What the task requires: Copy nothing but the text: reproduce each line of the listing exactly and leave the pictures out.

[Dataset records on visual material]

········

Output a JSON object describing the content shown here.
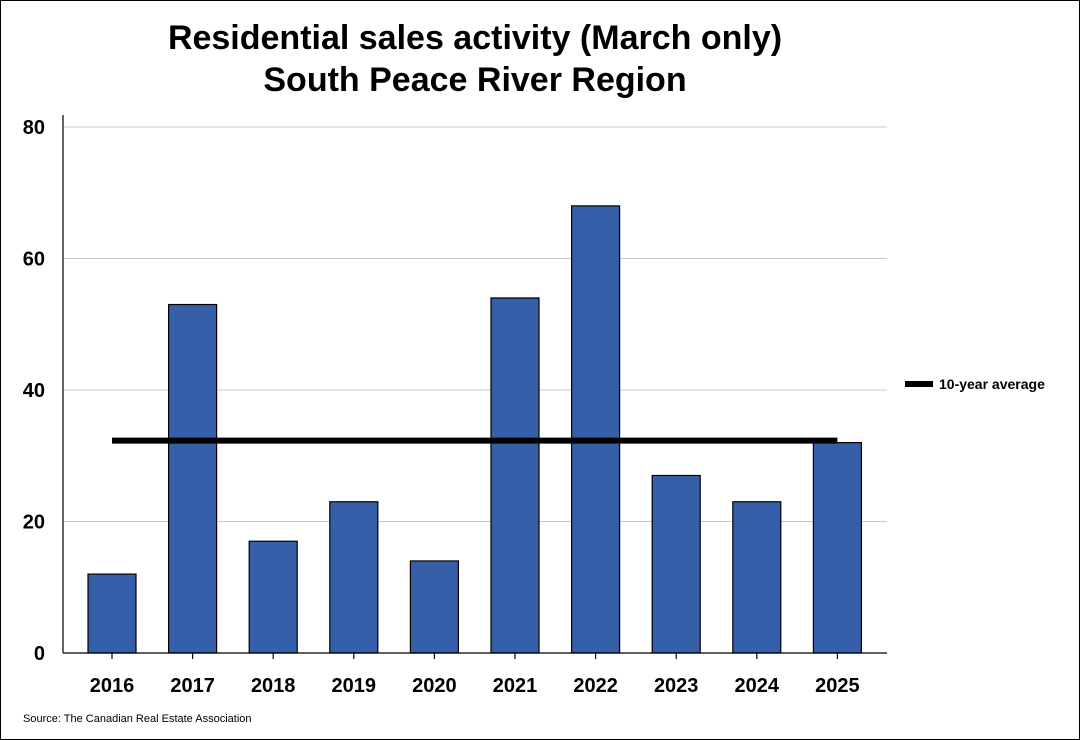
{
  "chart_data": {
    "type": "bar",
    "title_lines": [
      "Residential sales activity (March only)",
      "South Peace River Region"
    ],
    "xlabel": "",
    "ylabel": "",
    "categories": [
      "2016",
      "2017",
      "2018",
      "2019",
      "2020",
      "2021",
      "2022",
      "2023",
      "2024",
      "2025"
    ],
    "values": [
      12,
      53,
      17,
      23,
      14,
      54,
      68,
      27,
      23,
      32
    ],
    "ylim": [
      0,
      80
    ],
    "yticks": [
      0,
      20,
      40,
      60,
      80
    ],
    "grid": true,
    "bar_color": "#355FA8",
    "average_line": {
      "label": "10-year average",
      "value": 32.3,
      "color": "#000000"
    },
    "legend_placement": "right"
  },
  "source": "Source: The Canadian Real Estate Association"
}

········

Task answer:
Output a JSON object describing the content shown here.
{
  "chart_data": {
    "type": "bar",
    "title_lines": [
      "Residential sales activity (March only)",
      "South Peace River Region"
    ],
    "xlabel": "",
    "ylabel": "",
    "categories": [
      "2016",
      "2017",
      "2018",
      "2019",
      "2020",
      "2021",
      "2022",
      "2023",
      "2024",
      "2025"
    ],
    "values": [
      12,
      53,
      17,
      23,
      14,
      54,
      68,
      27,
      23,
      32
    ],
    "ylim": [
      0,
      80
    ],
    "yticks": [
      0,
      20,
      40,
      60,
      80
    ],
    "grid": true,
    "bar_color": "#355FA8",
    "average_line": {
      "label": "10-year average",
      "value": 32.3,
      "color": "#000000"
    },
    "legend_placement": "right"
  },
  "source": "Source: The Canadian Real Estate Association"
}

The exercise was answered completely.